Given request =
Every record must be transcribed in its entirety, apart from the images, which are to be omitted.

Supplied material =
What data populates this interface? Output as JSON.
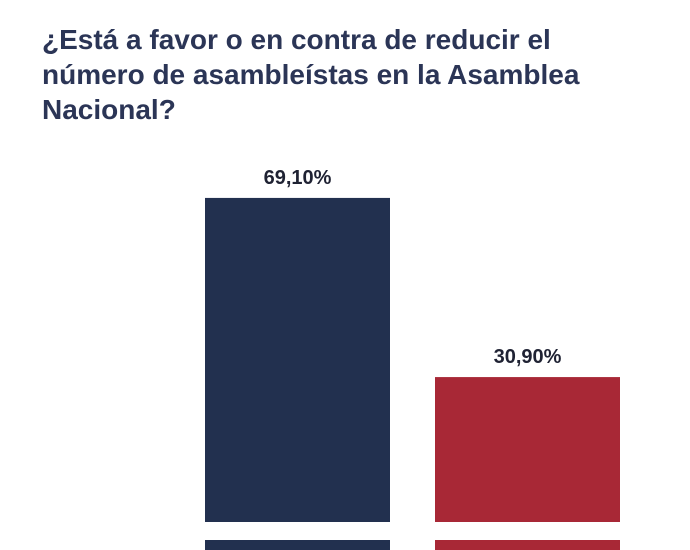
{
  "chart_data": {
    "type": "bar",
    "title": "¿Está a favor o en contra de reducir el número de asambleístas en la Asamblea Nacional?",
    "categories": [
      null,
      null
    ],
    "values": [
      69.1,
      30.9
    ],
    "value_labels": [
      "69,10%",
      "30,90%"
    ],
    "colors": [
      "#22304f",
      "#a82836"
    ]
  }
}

Complete answer =
What data populates this interface? Output as JSON.
{
  "chart_data": {
    "type": "bar",
    "title": "¿Está a favor o en contra de reducir el número de asambleístas en la Asamblea Nacional?",
    "categories": [
      null,
      null
    ],
    "values": [
      69.1,
      30.9
    ],
    "value_labels": [
      "69,10%",
      "30,90%"
    ],
    "colors": [
      "#22304f",
      "#a82836"
    ]
  }
}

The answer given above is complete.